▸ **Your instructions**:
List every line below containing "What".

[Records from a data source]
++++++++++++++++++++

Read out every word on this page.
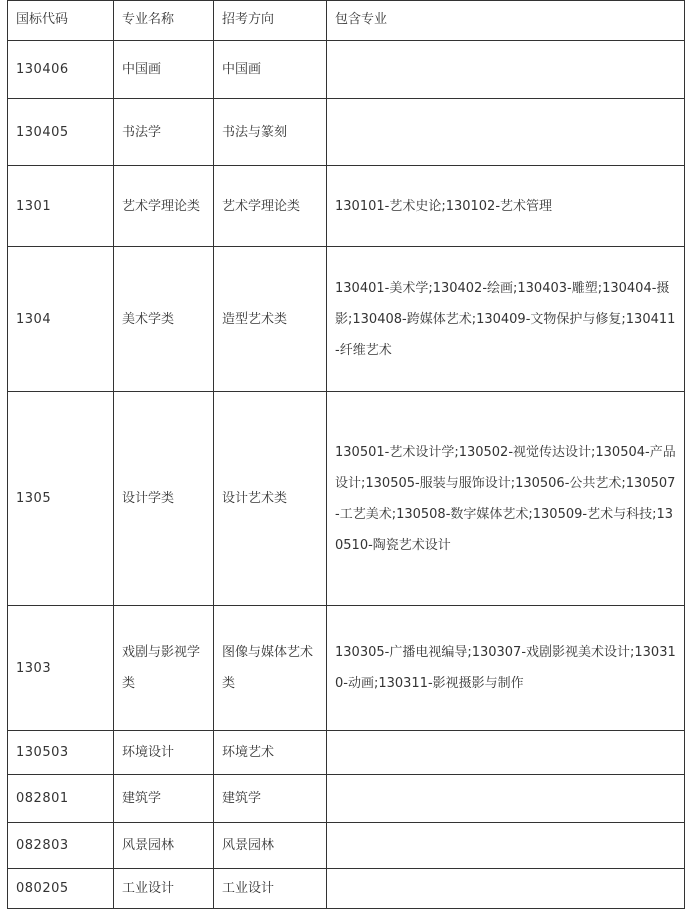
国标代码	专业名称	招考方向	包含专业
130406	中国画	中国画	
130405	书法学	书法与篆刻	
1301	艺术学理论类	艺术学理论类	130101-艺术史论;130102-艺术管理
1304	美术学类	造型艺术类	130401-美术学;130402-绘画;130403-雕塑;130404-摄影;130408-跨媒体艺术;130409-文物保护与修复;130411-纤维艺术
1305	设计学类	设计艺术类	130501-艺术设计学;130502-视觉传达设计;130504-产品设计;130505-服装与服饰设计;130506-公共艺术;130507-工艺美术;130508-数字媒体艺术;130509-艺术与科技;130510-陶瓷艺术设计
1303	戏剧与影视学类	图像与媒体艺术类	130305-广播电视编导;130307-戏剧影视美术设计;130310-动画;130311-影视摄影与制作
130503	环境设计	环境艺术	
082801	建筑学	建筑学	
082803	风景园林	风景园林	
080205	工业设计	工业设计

++++++++++++++++++++

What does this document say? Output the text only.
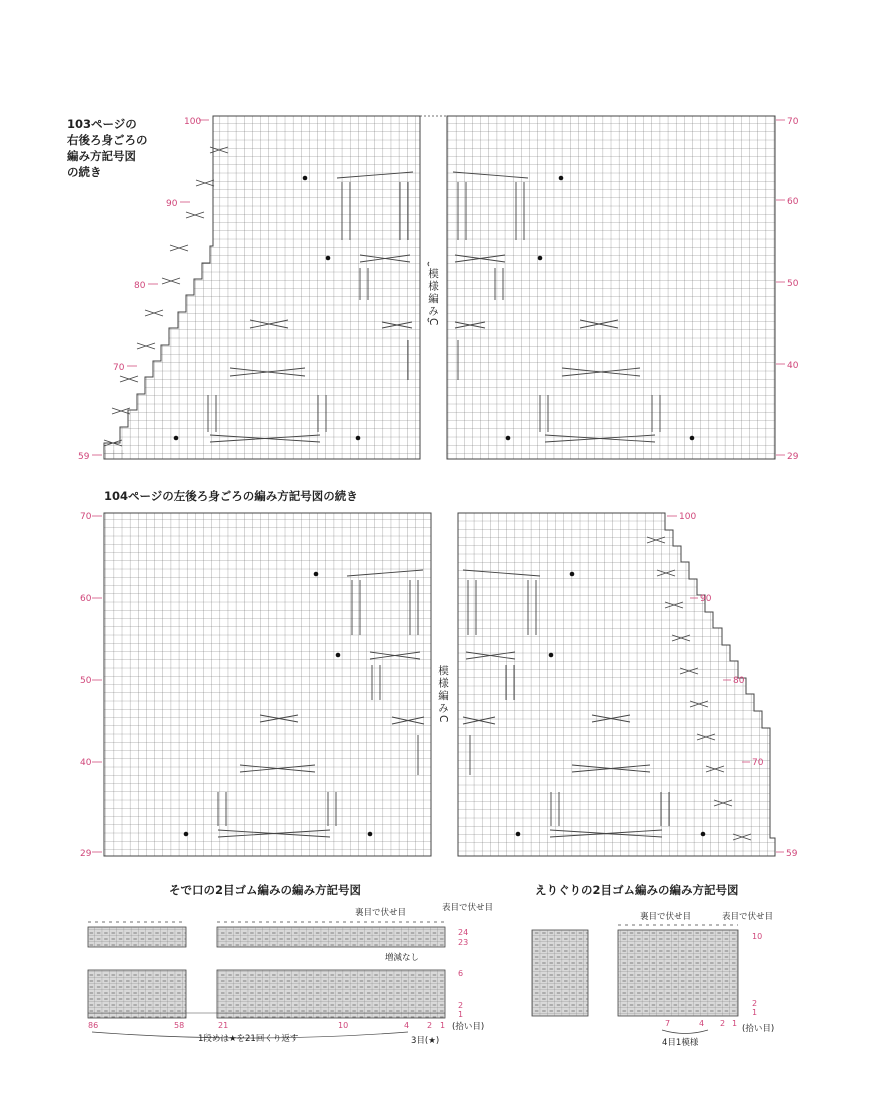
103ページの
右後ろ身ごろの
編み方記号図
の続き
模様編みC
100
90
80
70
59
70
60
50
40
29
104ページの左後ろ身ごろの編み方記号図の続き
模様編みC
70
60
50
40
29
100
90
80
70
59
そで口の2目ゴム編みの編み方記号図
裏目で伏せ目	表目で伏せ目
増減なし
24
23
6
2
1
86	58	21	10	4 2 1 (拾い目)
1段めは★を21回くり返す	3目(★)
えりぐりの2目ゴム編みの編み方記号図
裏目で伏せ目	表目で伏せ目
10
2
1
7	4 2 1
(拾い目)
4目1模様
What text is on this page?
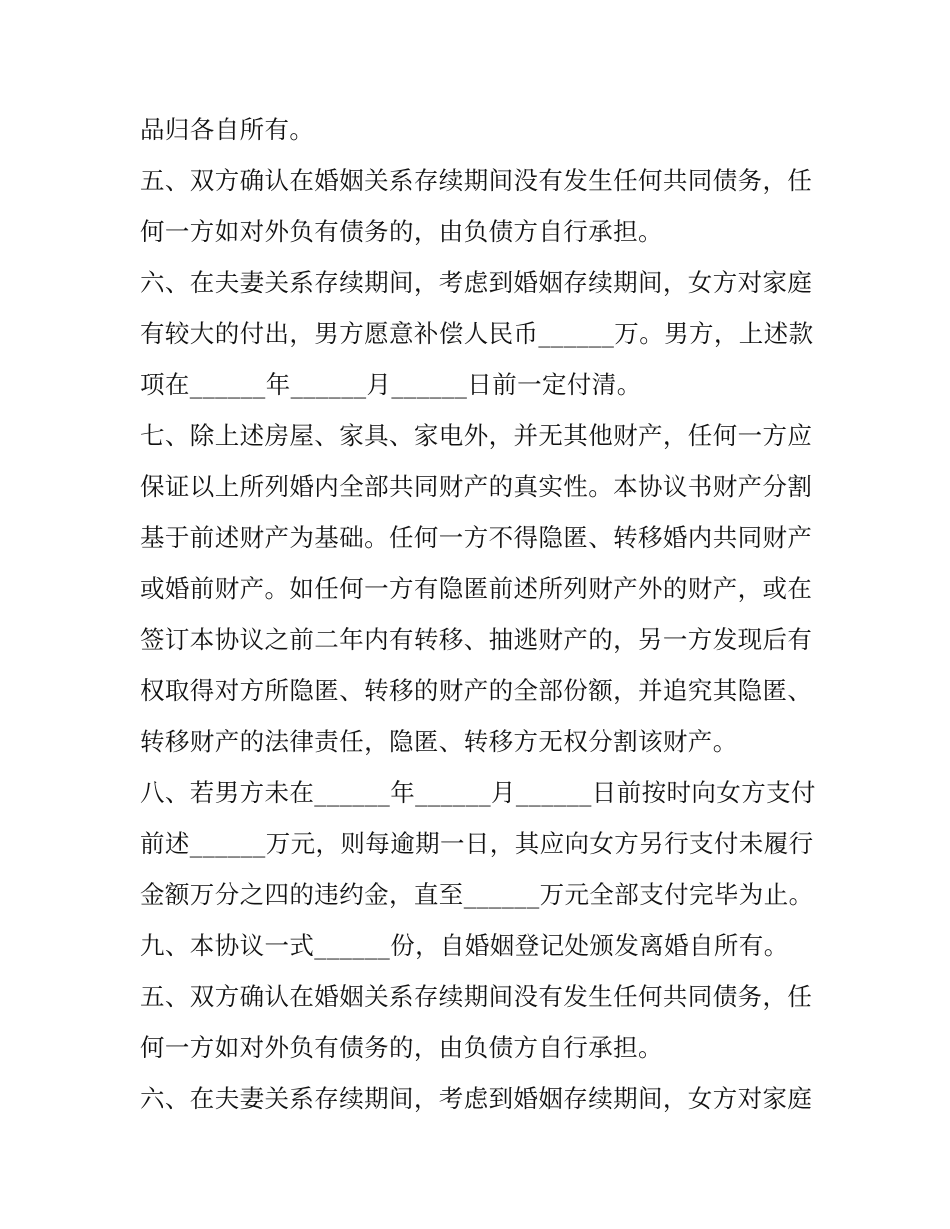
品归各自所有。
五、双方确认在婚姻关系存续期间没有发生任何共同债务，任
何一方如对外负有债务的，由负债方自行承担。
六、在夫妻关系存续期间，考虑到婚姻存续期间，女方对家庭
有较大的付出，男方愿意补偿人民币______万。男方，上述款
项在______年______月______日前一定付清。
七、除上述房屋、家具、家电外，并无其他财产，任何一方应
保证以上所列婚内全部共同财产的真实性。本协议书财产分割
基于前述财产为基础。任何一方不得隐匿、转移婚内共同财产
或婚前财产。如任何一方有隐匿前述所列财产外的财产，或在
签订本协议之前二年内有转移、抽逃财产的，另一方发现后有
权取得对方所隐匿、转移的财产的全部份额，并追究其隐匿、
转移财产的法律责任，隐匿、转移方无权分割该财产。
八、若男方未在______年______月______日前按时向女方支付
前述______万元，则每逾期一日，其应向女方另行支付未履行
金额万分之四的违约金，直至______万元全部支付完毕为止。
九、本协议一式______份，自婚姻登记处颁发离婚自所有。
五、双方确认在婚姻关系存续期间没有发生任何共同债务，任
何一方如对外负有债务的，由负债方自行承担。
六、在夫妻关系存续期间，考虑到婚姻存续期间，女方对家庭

++++++++++++++++++++

▸ **Reply to the task**:
What does this document say? Output the text only.
What text is on this page?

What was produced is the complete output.